§ **What is needed**
Will you quote all of the entries, word for word?

Data excerpts:
==*==
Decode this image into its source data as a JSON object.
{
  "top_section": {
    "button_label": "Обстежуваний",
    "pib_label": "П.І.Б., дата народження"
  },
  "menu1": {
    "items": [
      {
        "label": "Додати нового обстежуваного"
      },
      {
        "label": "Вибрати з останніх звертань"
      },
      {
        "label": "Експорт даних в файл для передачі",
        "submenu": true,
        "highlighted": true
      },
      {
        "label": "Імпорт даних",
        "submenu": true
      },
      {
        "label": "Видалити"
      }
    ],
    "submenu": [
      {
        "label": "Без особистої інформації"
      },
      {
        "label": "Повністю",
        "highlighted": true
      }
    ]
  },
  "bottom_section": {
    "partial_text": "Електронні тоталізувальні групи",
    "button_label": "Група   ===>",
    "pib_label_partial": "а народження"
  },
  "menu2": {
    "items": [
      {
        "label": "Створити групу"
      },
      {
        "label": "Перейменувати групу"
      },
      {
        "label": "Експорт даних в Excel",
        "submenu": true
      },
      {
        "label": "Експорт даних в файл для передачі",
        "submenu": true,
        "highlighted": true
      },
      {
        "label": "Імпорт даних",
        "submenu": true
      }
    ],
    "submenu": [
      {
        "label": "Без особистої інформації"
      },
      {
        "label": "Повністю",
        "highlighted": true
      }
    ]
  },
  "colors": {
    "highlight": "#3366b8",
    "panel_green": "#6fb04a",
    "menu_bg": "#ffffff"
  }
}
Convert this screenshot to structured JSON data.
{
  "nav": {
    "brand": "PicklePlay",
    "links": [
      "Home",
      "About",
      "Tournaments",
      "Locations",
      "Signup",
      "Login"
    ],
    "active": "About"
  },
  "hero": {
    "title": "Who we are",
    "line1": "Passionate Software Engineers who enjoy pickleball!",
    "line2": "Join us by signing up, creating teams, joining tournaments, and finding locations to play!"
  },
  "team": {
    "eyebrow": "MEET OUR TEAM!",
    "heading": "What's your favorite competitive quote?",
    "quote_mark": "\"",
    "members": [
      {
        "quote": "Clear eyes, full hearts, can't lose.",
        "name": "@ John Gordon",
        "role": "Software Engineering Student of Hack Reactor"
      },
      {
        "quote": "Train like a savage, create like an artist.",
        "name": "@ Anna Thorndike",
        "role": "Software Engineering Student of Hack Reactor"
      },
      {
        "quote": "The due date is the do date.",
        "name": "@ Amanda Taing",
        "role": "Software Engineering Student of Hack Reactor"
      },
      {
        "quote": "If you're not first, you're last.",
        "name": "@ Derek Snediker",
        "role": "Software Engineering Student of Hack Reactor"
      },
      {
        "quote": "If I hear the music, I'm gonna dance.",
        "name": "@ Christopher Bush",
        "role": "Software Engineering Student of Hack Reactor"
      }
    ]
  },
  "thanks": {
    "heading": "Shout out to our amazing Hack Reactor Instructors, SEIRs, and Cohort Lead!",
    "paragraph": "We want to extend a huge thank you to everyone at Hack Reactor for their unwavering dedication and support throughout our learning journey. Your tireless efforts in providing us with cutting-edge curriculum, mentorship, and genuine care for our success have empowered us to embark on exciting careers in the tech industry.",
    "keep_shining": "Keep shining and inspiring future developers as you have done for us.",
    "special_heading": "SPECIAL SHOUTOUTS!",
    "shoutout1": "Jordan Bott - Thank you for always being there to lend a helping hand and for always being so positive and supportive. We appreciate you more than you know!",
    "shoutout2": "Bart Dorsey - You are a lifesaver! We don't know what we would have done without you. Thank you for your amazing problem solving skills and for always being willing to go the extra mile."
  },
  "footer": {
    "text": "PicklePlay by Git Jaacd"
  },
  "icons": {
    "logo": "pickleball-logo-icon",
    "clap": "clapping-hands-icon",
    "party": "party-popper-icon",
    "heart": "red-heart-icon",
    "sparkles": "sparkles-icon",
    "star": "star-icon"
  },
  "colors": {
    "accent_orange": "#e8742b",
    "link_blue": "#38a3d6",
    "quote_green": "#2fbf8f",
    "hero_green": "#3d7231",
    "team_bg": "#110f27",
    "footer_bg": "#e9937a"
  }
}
==*==
§ **Result of this exercise**
Decode this image into its source data as a JSON object.
{
  "top_section": {
    "button_label": "Обстежуваний",
    "pib_label": "П.І.Б., дата народження"
  },
  "menu1": {
    "items": [
      {
        "label": "Додати нового обстежуваного"
      },
      {
        "label": "Вибрати з останніх звертань"
      },
      {
        "label": "Експорт даних в файл для передачі",
        "submenu": true,
        "highlighted": true
      },
      {
        "label": "Імпорт даних",
        "submenu": true
      },
      {
        "label": "Видалити"
      }
    ],
    "submenu": [
      {
        "label": "Без особистої інформації"
      },
      {
        "label": "Повністю",
        "highlighted": true
      }
    ]
  },
  "bottom_section": {
    "partial_text": "Електронні тоталізувальні групи",
    "button_label": "Група   ===>",
    "pib_label_partial": "а народження"
  },
  "menu2": {
    "items": [
      {
        "label": "Створити групу"
      },
      {
        "label": "Перейменувати групу"
      },
      {
        "label": "Експорт даних в Excel",
        "submenu": true
      },
      {
        "label": "Експорт даних в файл для передачі",
        "submenu": true,
        "highlighted": true
      },
      {
        "label": "Імпорт даних",
        "submenu": true
      }
    ],
    "submenu": [
      {
        "label": "Без особистої інформації"
      },
      {
        "label": "Повністю",
        "highlighted": true
      }
    ]
  },
  "colors": {
    "highlight": "#3366b8",
    "panel_green": "#6fb04a",
    "menu_bg": "#ffffff"
  }
}
Convert this screenshot to structured JSON data.
{
  "nav": {
    "brand": "PicklePlay",
    "links": [
      "Home",
      "About",
      "Tournaments",
      "Locations",
      "Signup",
      "Login"
    ],
    "active": "About"
  },
  "hero": {
    "title": "Who we are",
    "line1": "Passionate Software Engineers who enjoy pickleball!",
    "line2": "Join us by signing up, creating teams, joining tournaments, and finding locations to play!"
  },
  "team": {
    "eyebrow": "MEET OUR TEAM!",
    "heading": "What's your favorite competitive quote?",
    "quote_mark": "\"",
    "members": [
      {
        "quote": "Clear eyes, full hearts, can't lose.",
        "name": "@ John Gordon",
        "role": "Software Engineering Student of Hack Reactor"
      },
      {
        "quote": "Train like a savage, create like an artist.",
        "name": "@ Anna Thorndike",
        "role": "Software Engineering Student of Hack Reactor"
      },
      {
        "quote": "The due date is the do date.",
        "name": "@ Amanda Taing",
        "role": "Software Engineering Student of Hack Reactor"
      },
      {
        "quote": "If you're not first, you're last.",
        "name": "@ Derek Snediker",
        "role": "Software Engineering Student of Hack Reactor"
      },
      {
        "quote": "If I hear the music, I'm gonna dance.",
        "name": "@ Christopher Bush",
        "role": "Software Engineering Student of Hack Reactor"
      }
    ]
  },
  "thanks": {
    "heading": "Shout out to our amazing Hack Reactor Instructors, SEIRs, and Cohort Lead!",
    "paragraph": "We want to extend a huge thank you to everyone at Hack Reactor for their unwavering dedication and support throughout our learning journey. Your tireless efforts in providing us with cutting-edge curriculum, mentorship, and genuine care for our success have empowered us to embark on exciting careers in the tech industry.",
    "keep_shining": "Keep shining and inspiring future developers as you have done for us.",
    "special_heading": "SPECIAL SHOUTOUTS!",
    "shoutout1": "Jordan Bott - Thank you for always being there to lend a helping hand and for always being so positive and supportive. We appreciate you more than you know!",
    "shoutout2": "Bart Dorsey - You are a lifesaver! We don't know what we would have done without you. Thank you for your amazing problem solving skills and for always being willing to go the extra mile."
  },
  "footer": {
    "text": "PicklePlay by Git Jaacd"
  },
  "icons": {
    "logo": "pickleball-logo-icon",
    "clap": "clapping-hands-icon",
    "party": "party-popper-icon",
    "heart": "red-heart-icon",
    "sparkles": "sparkles-icon",
    "star": "star-icon"
  },
  "colors": {
    "accent_orange": "#e8742b",
    "link_blue": "#38a3d6",
    "quote_green": "#2fbf8f",
    "hero_green": "#3d7231",
    "team_bg": "#110f27",
    "footer_bg": "#e9937a"
  }
}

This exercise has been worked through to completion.